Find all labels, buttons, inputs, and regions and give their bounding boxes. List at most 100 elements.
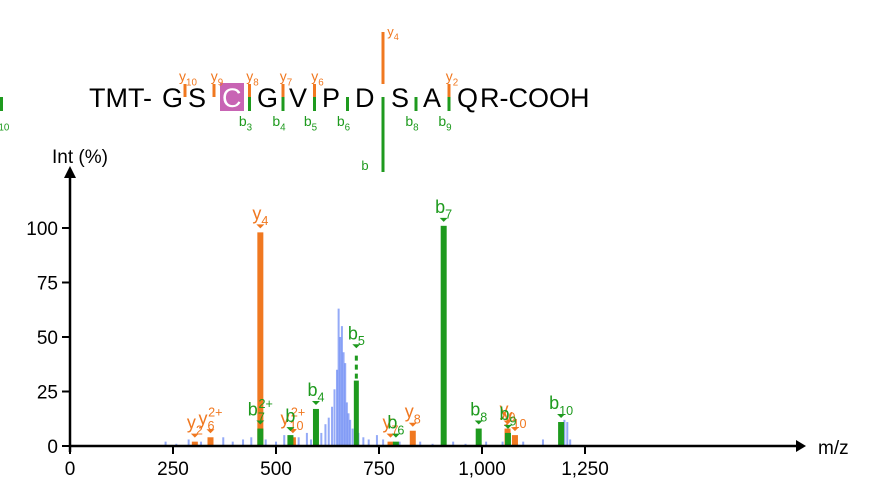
- sequence-residue: P: [322, 83, 340, 113]
- b-cleavage-mark: [248, 97, 251, 111]
- b-ion-label: b6: [387, 413, 404, 438]
- y-ion-marker: [408, 422, 417, 427]
- y-cleavage-mark: [281, 84, 285, 97]
- sequence-residue: C: [222, 83, 242, 113]
- y-ion-label: y62+: [198, 406, 222, 434]
- y-tick-label: 75: [37, 274, 58, 295]
- x-tick-label: 1,000: [458, 459, 506, 480]
- y-ion-marker: [510, 427, 519, 432]
- b-ion-label: b9: [499, 404, 516, 429]
- b-cleavage-label: b6: [337, 113, 351, 133]
- y-ion-marker: [256, 224, 265, 229]
- b-cleavage-label: b5: [304, 113, 318, 133]
- y-ion-label: y2: [187, 413, 203, 438]
- b-cleavage-mark: [346, 97, 349, 111]
- x-tick-label: 250: [157, 459, 189, 480]
- y-ion-peak: [207, 437, 214, 446]
- b-cleavage-label: b: [361, 158, 368, 173]
- y-axis-arrow: [64, 166, 76, 178]
- sequence-residue: G: [162, 83, 183, 113]
- b-ion-marker: [391, 433, 400, 438]
- assigned-peaks: [191, 225, 565, 446]
- b-ion-peak: [257, 428, 264, 446]
- b-ion-label: b: [285, 406, 295, 426]
- y-cleavage-mark: [212, 84, 216, 97]
- b-ion-marker: [352, 344, 361, 349]
- sequence-suffix: R-COOH: [480, 83, 590, 113]
- b-cleavage-mark: [281, 97, 285, 111]
- b-cleavage-label: b4: [272, 113, 286, 133]
- b-ion-label: b7: [435, 197, 452, 222]
- y-ion-peak: [191, 441, 198, 446]
- y-ion-peak: [387, 441, 394, 446]
- b-cleavage-mark: [0, 97, 3, 111]
- x-tick-label: 0: [65, 459, 76, 480]
- y-ion-peak: [409, 430, 416, 446]
- x-axis-label: m/z: [818, 438, 849, 459]
- y-tick-label: 50: [37, 328, 58, 349]
- b-cleavage-mark: [313, 97, 316, 111]
- b-ion-label: b10: [549, 393, 573, 418]
- b-ion-marker: [439, 217, 448, 222]
- y-cleavage-mark: [313, 84, 316, 97]
- b-cleavage-label: b9: [438, 113, 451, 133]
- y-cleavage-label: y4: [387, 24, 399, 42]
- y-tick-label: 0: [47, 437, 58, 458]
- sequence-residue: Q: [457, 83, 478, 113]
- y-ion-peak: [257, 232, 264, 446]
- y-cleavage-label: y2: [446, 68, 458, 88]
- b-ion-label: b8: [470, 400, 487, 425]
- b-ion-marker: [256, 420, 265, 425]
- y-axis-label: Int (%): [52, 147, 108, 168]
- b-ion-label: b4: [307, 380, 324, 405]
- y-ion-peak: [511, 435, 518, 446]
- sequence-residue: D: [355, 83, 375, 113]
- b-ion-peak: [440, 225, 447, 446]
- y-tick-label: 100: [26, 219, 58, 240]
- y-cleavage-mark: [381, 32, 385, 84]
- sequence-residue: A: [423, 83, 441, 113]
- y-ion-label: y10: [503, 406, 526, 431]
- b-ion-peak: [353, 380, 359, 446]
- b-ion-peak: [312, 408, 319, 446]
- x-axis-arrow: [796, 440, 806, 452]
- b-ion-marker: [474, 420, 483, 425]
- b-ion-peak: [392, 441, 399, 446]
- y-cleavage-mark: [447, 84, 451, 97]
- y-ion-label: y7: [383, 413, 399, 438]
- x-tick-label: 1,250: [561, 459, 609, 480]
- y-cleavage-label: y6: [311, 68, 324, 88]
- y-ion-label: y4: [252, 203, 268, 228]
- y-cleavage-label: y7: [280, 68, 292, 88]
- b-ion-peak: [287, 435, 294, 446]
- y-ion-marker: [190, 433, 199, 438]
- b-ion-peak: [558, 422, 565, 446]
- y-ion-label: y9: [500, 400, 516, 425]
- b-ion-peak: [504, 432, 511, 446]
- b-ion-marker: [557, 414, 566, 419]
- b-ion-marker: [311, 400, 320, 405]
- b-cleavage-label: b10: [0, 113, 10, 133]
- b-cleavage-mark: [447, 97, 451, 111]
- axes: 0 250 500 750 1,000 1,250 0 25 50 75 100 m/z Int (%): [26, 147, 848, 480]
- modified-residue-box: [220, 83, 244, 111]
- y-cleavage-label: y10: [179, 68, 197, 88]
- y-cleavage-mark: [248, 84, 251, 97]
- y-tick-label: 25: [37, 383, 58, 404]
- unassigned-peaks: [164, 308, 572, 446]
- y-cleavage-label: y9: [211, 68, 223, 88]
- b-cleavage-label: b8: [405, 113, 419, 133]
- b-cleavage-label: b3: [239, 113, 253, 133]
- sequence-prefix: TMT-: [89, 83, 152, 113]
- b-ion-peak: [475, 428, 482, 446]
- y-cleavage-mark: [183, 84, 187, 97]
- y-cleavage-label: y8: [246, 68, 259, 88]
- b-ion-marker: [286, 427, 295, 432]
- b-ion-label: b5: [348, 323, 365, 348]
- sequence-residue: V: [289, 83, 307, 113]
- b-ion-marker: [503, 424, 512, 429]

##############################

> [What you are asked to do]
Copy out every line of the records above without any change, leaving out the pictures.

> [Result of the task]
Find all labels, buttons, inputs, and regions and give their bounding boxes. List at most 100 elements.
- sequence-residue: P: [322, 83, 340, 113]
- b-cleavage-mark: [248, 97, 251, 111]
- b-ion-label: b6: [387, 413, 404, 438]
- y-ion-marker: [408, 422, 417, 427]
- y-cleavage-mark: [281, 84, 285, 97]
- sequence-residue: C: [222, 83, 242, 113]
- y-ion-label: y62+: [198, 406, 222, 434]
- y-tick-label: 75: [37, 274, 58, 295]
- x-tick-label: 1,000: [458, 459, 506, 480]
- y-ion-marker: [510, 427, 519, 432]
- b-ion-label: b9: [499, 404, 516, 429]
- b-cleavage-label: b6: [337, 113, 351, 133]
- y-ion-marker: [256, 224, 265, 229]
- b-cleavage-label: b5: [304, 113, 318, 133]
- y-ion-label: y2: [187, 413, 203, 438]
- b-cleavage-mark: [346, 97, 349, 111]
- x-tick-label: 250: [157, 459, 189, 480]
- y-ion-peak: [207, 437, 214, 446]
- b-cleavage-label: b: [361, 158, 368, 173]
- y-axis-arrow: [64, 166, 76, 178]
- sequence-residue: G: [162, 83, 183, 113]
- b-ion-marker: [391, 433, 400, 438]
- assigned-peaks: [191, 225, 565, 446]
- b-ion-peak: [257, 428, 264, 446]
- b-ion-label: b: [285, 406, 295, 426]
- y-cleavage-mark: [212, 84, 216, 97]
- b-ion-marker: [352, 344, 361, 349]
- sequence-suffix: R-COOH: [480, 83, 590, 113]
- b-cleavage-mark: [281, 97, 285, 111]
- b-cleavage-label: b4: [272, 113, 286, 133]
- b-ion-label: b7: [435, 197, 452, 222]
- y-ion-peak: [191, 441, 198, 446]
- y-ion-peak: [387, 441, 394, 446]
- b-cleavage-mark: [0, 97, 3, 111]
- x-tick-label: 0: [65, 459, 76, 480]
- y-ion-peak: [409, 430, 416, 446]
- x-axis-label: m/z: [818, 438, 849, 459]
- y-tick-label: 50: [37, 328, 58, 349]
- b-cleavage-mark: [313, 97, 316, 111]
- b-ion-label: b10: [549, 393, 573, 418]
- b-ion-marker: [439, 217, 448, 222]
- y-cleavage-mark: [313, 84, 316, 97]
- b-cleavage-label: b9: [438, 113, 451, 133]
- y-cleavage-label: y4: [387, 24, 399, 42]
- y-tick-label: 0: [47, 437, 58, 458]
- sequence-residue: Q: [457, 83, 478, 113]
- y-ion-peak: [257, 232, 264, 446]
- y-cleavage-label: y2: [446, 68, 458, 88]
- b-ion-label: b8: [470, 400, 487, 425]
- b-ion-marker: [256, 420, 265, 425]
- y-axis-label: Int (%): [52, 147, 108, 168]
- b-ion-label: b4: [307, 380, 324, 405]
- y-ion-peak: [511, 435, 518, 446]
- sequence-residue: D: [355, 83, 375, 113]
- b-ion-peak: [440, 225, 447, 446]
- y-tick-label: 100: [26, 219, 58, 240]
- y-cleavage-mark: [381, 32, 385, 84]
- sequence-residue: A: [423, 83, 441, 113]
- y-ion-label: y10: [503, 406, 526, 431]
- b-ion-peak: [353, 380, 359, 446]
- b-ion-peak: [312, 408, 319, 446]
- x-axis-arrow: [796, 440, 806, 452]
- b-ion-marker: [474, 420, 483, 425]
- b-ion-peak: [392, 441, 399, 446]
- y-cleavage-mark: [447, 84, 451, 97]
- y-ion-label: y7: [383, 413, 399, 438]
- x-tick-label: 1,250: [561, 459, 609, 480]
- y-cleavage-label: y6: [311, 68, 324, 88]
- y-ion-label: y4: [252, 203, 268, 228]
- y-cleavage-label: y7: [280, 68, 292, 88]
- b-ion-peak: [287, 435, 294, 446]
- y-ion-marker: [190, 433, 199, 438]
- b-ion-peak: [558, 422, 565, 446]
- y-ion-label: y9: [500, 400, 516, 425]
- b-ion-peak: [504, 432, 511, 446]
- b-ion-marker: [557, 414, 566, 419]
- b-ion-marker: [311, 400, 320, 405]
- b-cleavage-label: b10: [0, 113, 10, 133]
- b-cleavage-mark: [447, 97, 451, 111]
- axes: 0 250 500 750 1,000 1,250 0 25 50 75 100 m/z Int (%): [26, 147, 848, 480]
- modified-residue-box: [220, 83, 244, 111]
- y-cleavage-label: y10: [179, 68, 197, 88]
- y-cleavage-mark: [248, 84, 251, 97]
- y-tick-label: 25: [37, 383, 58, 404]
- unassigned-peaks: [164, 308, 572, 446]
- y-cleavage-label: y9: [211, 68, 223, 88]
- b-cleavage-label: b8: [405, 113, 419, 133]
- b-cleavage-label: b3: [239, 113, 253, 133]
- sequence-prefix: TMT-: [89, 83, 152, 113]
- b-ion-peak: [475, 428, 482, 446]
- y-cleavage-mark: [183, 84, 187, 97]
- y-cleavage-label: y8: [246, 68, 259, 88]
- b-ion-marker: [286, 427, 295, 432]
- b-ion-label: b5: [348, 323, 365, 348]
- sequence-residue: V: [289, 83, 307, 113]
- b-ion-marker: [503, 424, 512, 429]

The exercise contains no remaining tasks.